▸ **Source excerpt**
I'm a little bit confused by your names. Are you receiving
(getting) or sending (putting)?

void
Receive(uint16_t value)
{
if (thisFormat_ == otherFormat_) {
Receive(&value, sizeof(value));
} else {
if (least_significant_first == otherFormat_) {
Put( (value ) & 0xFF );
Put( (value >> 8) & 0xFF );
} else {
Put( (value >> 8) & 0xFF );
Put( (value ) & 0xFF );
}
}
}

Click to expand...

I'd expose a little bit more of the buffer details here,
perhaps with a "reserve" function, so that you don't have to
test if there's place for each byte. Note, in fact, that your
bufferization is different if the formats are the same. Which
do you want: to ensure that both bytes are in the same buffer,
or that the buffer is as full as possible?

Having decided the buffering strategy, there's no point in the
first if. It just adds complexity, for no gain.

And I'd definitly call this function Send, and not Receive.

void
Receive(uint32_t value)
{
if (thisFormat_ == otherFormat_) {
Receive(&value, sizeof(value));
} else {
if (least_significant_first == otherFormat_) {
Put( (value ) & 0xFF );
Put( (value >> 8) & 0xFF );
Put( (value >> 16) & 0xFF );
Put( (value >> 24) & 0xFF );
} else {
Put( (value >> 24) & 0xFF );
Put( (value >> 16) & 0xFF );
Put( (value >> 8) & 0xFF );
Put( (value ) & 0xFF );
}
}
}

Click to expand...

Same comments as above.

void
Receive(int8_t value)
{
uint8_t tmp = value;
Receive(tmp);
}
void
Receive(int16_t value)
{
uint16_t tmp = value;
Receive(tmp);
}
void
Receive(int32_t value)

▸ **Material provided**
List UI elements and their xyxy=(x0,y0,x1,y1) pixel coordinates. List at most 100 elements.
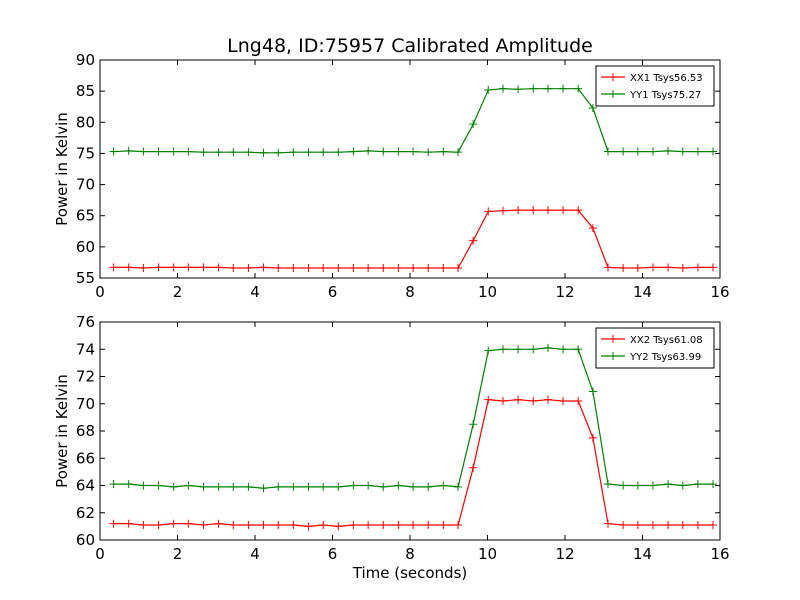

▸ **Exercise**
Continue the byte-order code review excerpt, starting right after its final line, "Receive(int32_t value)". The material is separate from the byte-order code review excerpt.

▸ **Answer below**
{
uint32_t tmp = value;
Receive(tmp);
}
The link that I mentioned also has Receive functions for
uint64_t and int64_t. I was happy with those functions until
I remembered that I aim to support an optimization when basic
(numeric) data is stored contiguously in a std::vector, Boost
Array or regular array. To support that I added the following
function:
template <typename T>
void
ReceiveBlock(T const* data, unsigned int elements)
{
if (thisFormat_ == otherFormat_) {
Receive(data, elements * sizeof(T));
} else {
for (unsigned int ii = 0; ii < elements; ++ii) {
Receive(*(data + ii));
}
}
}

Click to expand...

Again, the two branches of the if implement different buffering
strategies. Before going any further, I think you have to
define this.

If for example, a vector<uint16_t> is going to be marshalled,
some code like this will be produced, where abt1 is a
reference to a const vector<uint16_t>:
// headCount is set to the number of elements in the
// vector and is marshalled first.
// Then the elements are marshalled with:
buf->ReceiveBlock(&(*abt1.begin()), headCount);
The member variables thisFormat_ and otherFormat_ used in
ReceiveBlock might be better named thisByteOrder_ and
otherByteOrder_. If ReceiveBlock determines that the byte
orders are different, it is going to call a Receive function
which is once again going to check the two byte orders. I'd
like to rework this code so that check isn't performed
unnecessarily.

Click to expand...

Any decisions concerning data format should be negotiated in the
connection protocol. They shouldn't be evaluated on the fly,
nor change during a connection.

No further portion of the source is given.